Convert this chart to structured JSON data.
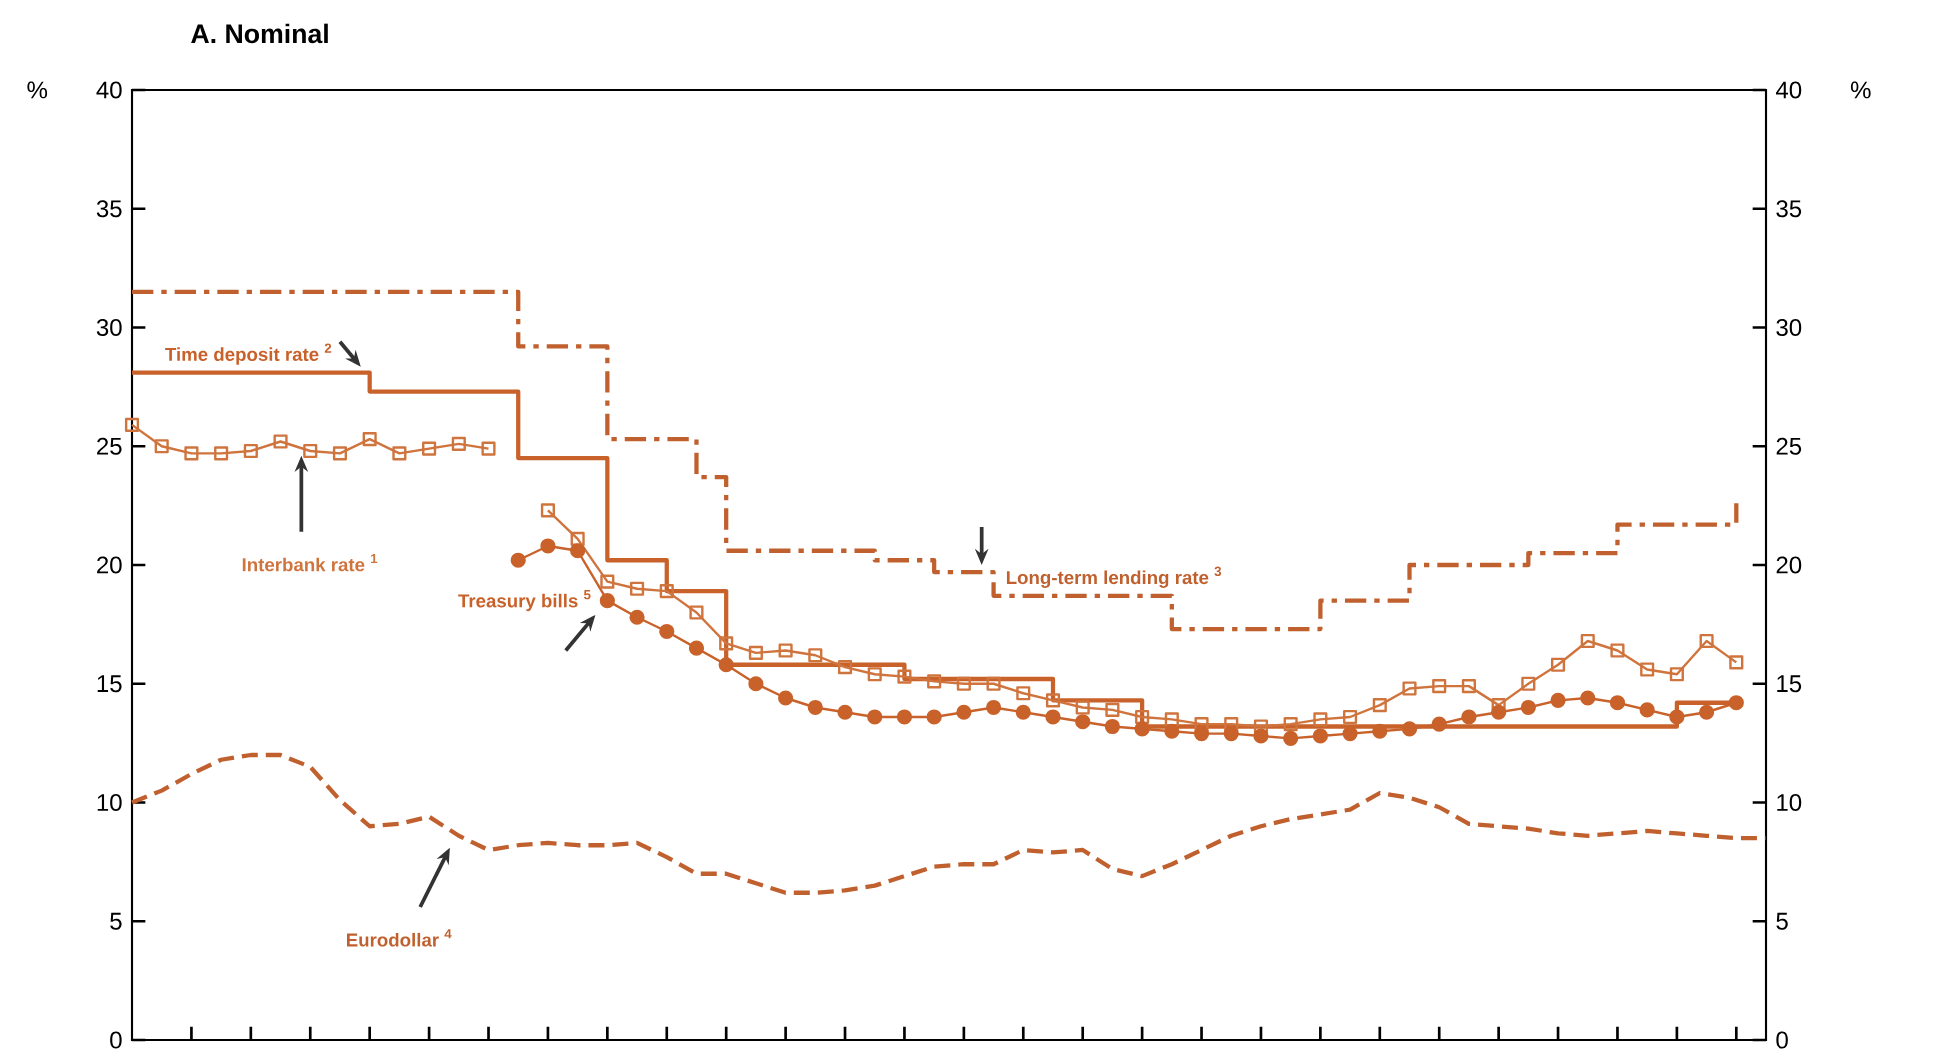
{
  "chart_data": {
    "type": "line",
    "title": "A.  Nominal",
    "ylabel": "%",
    "y2label": "%",
    "categories": [
      null,
      null,
      null,
      null,
      null,
      null,
      null,
      null,
      null,
      null,
      null,
      null,
      null,
      null,
      null,
      null,
      null,
      null,
      null,
      null,
      null,
      null,
      null,
      null,
      null,
      null,
      null,
      null,
      null,
      null,
      null,
      null,
      null,
      null,
      null,
      null,
      null,
      null,
      null,
      null,
      null,
      null,
      null,
      null,
      null,
      null,
      null,
      null,
      null,
      null,
      null,
      null,
      null,
      null,
      null,
      null
    ],
    "ylim": [
      0,
      40
    ],
    "yticks": [
      0,
      5,
      10,
      15,
      20,
      25,
      30,
      35,
      40
    ],
    "y2lim": [
      0,
      40
    ],
    "y2ticks": [
      0,
      5,
      10,
      15,
      20,
      25,
      30,
      35,
      40
    ],
    "legend": false,
    "grid": false,
    "series": [
      {
        "name": "Time deposit rate $^{2}$",
        "type": "step",
        "color": "#c9622a",
        "line_style": "solid",
        "marker": "none",
        "values": [
          28.1,
          28.1,
          28.1,
          28.1,
          28.1,
          28.1,
          28.1,
          28.1,
          27.3,
          27.3,
          27.3,
          27.3,
          27.3,
          24.5,
          24.5,
          24.5,
          20.2,
          20.2,
          18.9,
          18.9,
          15.8,
          15.8,
          15.8,
          15.8,
          15.8,
          15.8,
          15.2,
          15.2,
          15.2,
          15.2,
          15.2,
          14.3,
          14.3,
          14.3,
          13.2,
          13.2,
          13.2,
          13.2,
          13.2,
          13.2,
          13.2,
          13.2,
          13.2,
          13.2,
          13.2,
          13.2,
          13.2,
          13.2,
          13.2,
          13.2,
          13.2,
          13.2,
          14.2,
          14.2,
          14.2,
          null
        ]
      },
      {
        "name": "Long-term lending rate $^{3}$",
        "type": "step",
        "color": "#c0602e",
        "line_style": "dashdot",
        "marker": "none",
        "values": [
          31.5,
          31.5,
          31.5,
          31.5,
          31.5,
          31.5,
          31.5,
          31.5,
          31.5,
          31.5,
          31.5,
          31.5,
          31.5,
          29.2,
          29.2,
          29.2,
          25.3,
          25.3,
          25.3,
          23.7,
          20.6,
          20.6,
          20.6,
          20.6,
          20.6,
          20.2,
          20.2,
          19.7,
          19.7,
          18.7,
          18.7,
          18.7,
          18.7,
          18.7,
          18.7,
          17.3,
          17.3,
          17.3,
          17.3,
          17.3,
          18.5,
          18.5,
          18.5,
          20.0,
          20.0,
          20.0,
          20.0,
          20.5,
          20.5,
          20.5,
          21.7,
          21.7,
          21.7,
          21.7,
          22.6,
          null
        ]
      },
      {
        "name": "Interbank rate $^{1}$",
        "color": "#d0743e",
        "line_style": "solid",
        "marker": "square",
        "values": [
          25.9,
          25.0,
          24.7,
          24.7,
          24.8,
          25.2,
          24.8,
          24.7,
          25.3,
          24.7,
          24.9,
          25.1,
          24.9,
          null,
          22.3,
          21.1,
          19.3,
          19.0,
          18.9,
          18.0,
          16.7,
          16.3,
          16.4,
          16.2,
          15.7,
          15.4,
          15.3,
          15.1,
          15.0,
          15.0,
          14.6,
          14.3,
          14.0,
          13.9,
          13.6,
          13.5,
          13.3,
          13.3,
          13.2,
          13.3,
          13.5,
          13.6,
          14.1,
          14.8,
          14.9,
          14.9,
          14.1,
          15.0,
          15.8,
          16.8,
          16.4,
          15.6,
          15.4,
          16.8,
          15.9,
          null
        ]
      },
      {
        "name": "Treasury bills $^{5}$",
        "color": "#c9622a",
        "line_style": "solid",
        "marker": "circle",
        "values": [
          null,
          null,
          null,
          null,
          null,
          null,
          null,
          null,
          null,
          null,
          null,
          null,
          null,
          20.2,
          20.8,
          20.6,
          18.5,
          17.8,
          17.2,
          16.5,
          15.8,
          15.0,
          14.4,
          14.0,
          13.8,
          13.6,
          13.6,
          13.6,
          13.8,
          14.0,
          13.8,
          13.6,
          13.4,
          13.2,
          13.1,
          13.0,
          12.9,
          12.9,
          12.8,
          12.7,
          12.8,
          12.9,
          13.0,
          13.1,
          13.3,
          13.6,
          13.8,
          14.0,
          14.3,
          14.4,
          14.2,
          13.9,
          13.6,
          13.8,
          14.2,
          null
        ]
      },
      {
        "name": "Eurodollar $^{4}$",
        "color": "#c0602e",
        "line_style": "dashed",
        "marker": "none",
        "values": [
          10.0,
          10.5,
          11.2,
          11.8,
          12.0,
          12.0,
          11.5,
          10.1,
          9.0,
          9.1,
          9.4,
          8.6,
          8.0,
          8.2,
          8.3,
          8.2,
          8.2,
          8.3,
          7.7,
          7.0,
          7.0,
          6.6,
          6.2,
          6.2,
          6.3,
          6.5,
          6.9,
          7.3,
          7.4,
          7.4,
          8.0,
          7.9,
          8.0,
          7.2,
          6.9,
          7.4,
          8.0,
          8.6,
          9.0,
          9.3,
          9.5,
          9.7,
          10.4,
          10.2,
          9.8,
          9.1,
          9.0,
          8.9,
          8.7,
          8.6,
          8.7,
          8.8,
          8.7,
          8.6,
          8.5,
          8.5
        ]
      }
    ]
  }
}
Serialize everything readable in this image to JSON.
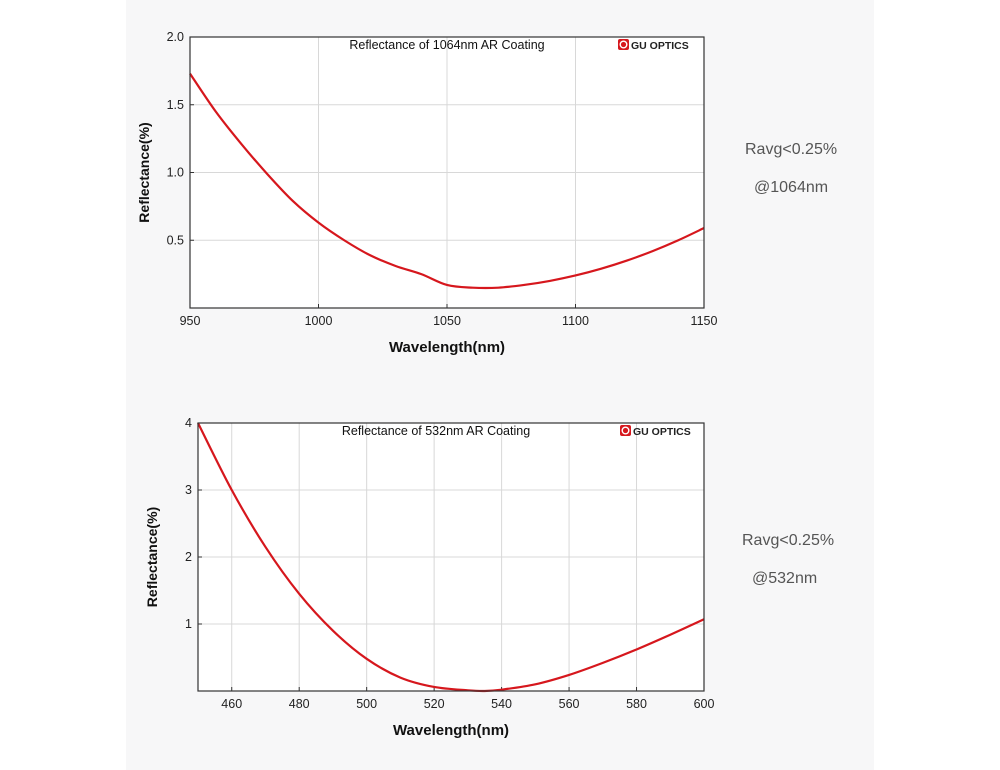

■ The problem
All of the material above is to be copied exactly, except for its images.

■ Written answer
Convert this chart to structured JSON data.
{
  "chart_data": {
    "type": "line",
    "title": "A.  Nominal",
    "ylabel": "%",
    "y2label": "%",
    "categories": [
      null,
      null,
      null,
      null,
      null,
      null,
      null,
      null,
      null,
      null,
      null,
      null,
      null,
      null,
      null,
      null,
      null,
      null,
      null,
      null,
      null,
      null,
      null,
      null,
      null,
      null,
      null,
      null,
      null,
      null,
      null,
      null,
      null,
      null,
      null,
      null,
      null,
      null,
      null,
      null,
      null,
      null,
      null,
      null,
      null,
      null,
      null,
      null,
      null,
      null,
      null,
      null,
      null,
      null,
      null,
      null
    ],
    "ylim": [
      0,
      40
    ],
    "yticks": [
      0,
      5,
      10,
      15,
      20,
      25,
      30,
      35,
      40
    ],
    "y2lim": [
      0,
      40
    ],
    "y2ticks": [
      0,
      5,
      10,
      15,
      20,
      25,
      30,
      35,
      40
    ],
    "legend": false,
    "grid": false,
    "series": [
      {
        "name": "Time deposit rate $^{2}$",
        "type": "step",
        "color": "#c9622a",
        "line_style": "solid",
        "marker": "none",
        "values": [
          28.1,
          28.1,
          28.1,
          28.1,
          28.1,
          28.1,
          28.1,
          28.1,
          27.3,
          27.3,
          27.3,
          27.3,
          27.3,
          24.5,
          24.5,
          24.5,
          20.2,
          20.2,
          18.9,
          18.9,
          15.8,
          15.8,
          15.8,
          15.8,
          15.8,
          15.8,
          15.2,
          15.2,
          15.2,
          15.2,
          15.2,
          14.3,
          14.3,
          14.3,
          13.2,
          13.2,
          13.2,
          13.2,
          13.2,
          13.2,
          13.2,
          13.2,
          13.2,
          13.2,
          13.2,
          13.2,
          13.2,
          13.2,
          13.2,
          13.2,
          13.2,
          13.2,
          14.2,
          14.2,
          14.2,
          null
        ]
      },
      {
        "name": "Long-term lending rate $^{3}$",
        "type": "step",
        "color": "#c0602e",
        "line_style": "dashdot",
        "marker": "none",
        "values": [
          31.5,
          31.5,
          31.5,
          31.5,
          31.5,
          31.5,
          31.5,
          31.5,
          31.5,
          31.5,
          31.5,
          31.5,
          31.5,
          29.2,
          29.2,
          29.2,
          25.3,
          25.3,
          25.3,
          23.7,
          20.6,
          20.6,
          20.6,
          20.6,
          20.6,
          20.2,
          20.2,
          19.7,
          19.7,
          18.7,
          18.7,
          18.7,
          18.7,
          18.7,
          18.7,
          17.3,
          17.3,
          17.3,
          17.3,
          17.3,
          18.5,
          18.5,
          18.5,
          20.0,
          20.0,
          20.0,
          20.0,
          20.5,
          20.5,
          20.5,
          21.7,
          21.7,
          21.7,
          21.7,
          22.6,
          null
        ]
      },
      {
        "name": "Interbank rate $^{1}$",
        "color": "#d0743e",
        "line_style": "solid",
        "marker": "square",
        "values": [
          25.9,
          25.0,
          24.7,
          24.7,
          24.8,
          25.2,
          24.8,
          24.7,
          25.3,
          24.7,
          24.9,
          25.1,
          24.9,
          null,
          22.3,
          21.1,
          19.3,
          19.0,
          18.9,
          18.0,
          16.7,
          16.3,
          16.4,
          16.2,
          15.7,
          15.4,
          15.3,
          15.1,
          15.0,
          15.0,
          14.6,
          14.3,
          14.0,
          13.9,
          13.6,
          13.5,
          13.3,
          13.3,
          13.2,
          13.3,
          13.5,
          13.6,
          14.1,
          14.8,
          14.9,
          14.9,
          14.1,
          15.0,
          15.8,
          16.8,
          16.4,
          15.6,
          15.4,
          16.8,
          15.9,
          null
        ]
      },
      {
        "name": "Treasury bills $^{5}$",
        "color": "#c9622a",
        "line_style": "solid",
        "marker": "circle",
        "values": [
          null,
          null,
          null,
          null,
          null,
          null,
          null,
          null,
          null,
          null,
          null,
          null,
          null,
          20.2,
          20.8,
          20.6,
          18.5,
          17.8,
          17.2,
          16.5,
          15.8,
          15.0,
          14.4,
          14.0,
          13.8,
          13.6,
          13.6,
          13.6,
          13.8,
          14.0,
          13.8,
          13.6,
          13.4,
          13.2,
          13.1,
          13.0,
          12.9,
          12.9,
          12.8,
          12.7,
          12.8,
          12.9,
          13.0,
          13.1,
          13.3,
          13.6,
          13.8,
          14.0,
          14.3,
          14.4,
          14.2,
          13.9,
          13.6,
          13.8,
          14.2,
          null
        ]
      },
      {
        "name": "Eurodollar $^{4}$",
        "color": "#c0602e",
        "line_style": "dashed",
        "marker": "none",
        "values": [
          10.0,
          10.5,
          11.2,
          11.8,
          12.0,
          12.0,
          11.5,
          10.1,
          9.0,
          9.1,
          9.4,
          8.6,
          8.0,
          8.2,
          8.3,
          8.2,
          8.2,
          8.3,
          7.7,
          7.0,
          7.0,
          6.6,
          6.2,
          6.2,
          6.3,
          6.5,
          6.9,
          7.3,
          7.4,
          7.4,
          8.0,
          7.9,
          8.0,
          7.2,
          6.9,
          7.4,
          8.0,
          8.6,
          9.0,
          9.3,
          9.5,
          9.7,
          10.4,
          10.2,
          9.8,
          9.1,
          9.0,
          8.9,
          8.7,
          8.6,
          8.7,
          8.8,
          8.7,
          8.6,
          8.5,
          8.5
        ]
      }
    ]
  }
}
Serialize everything readable in this image to JSON.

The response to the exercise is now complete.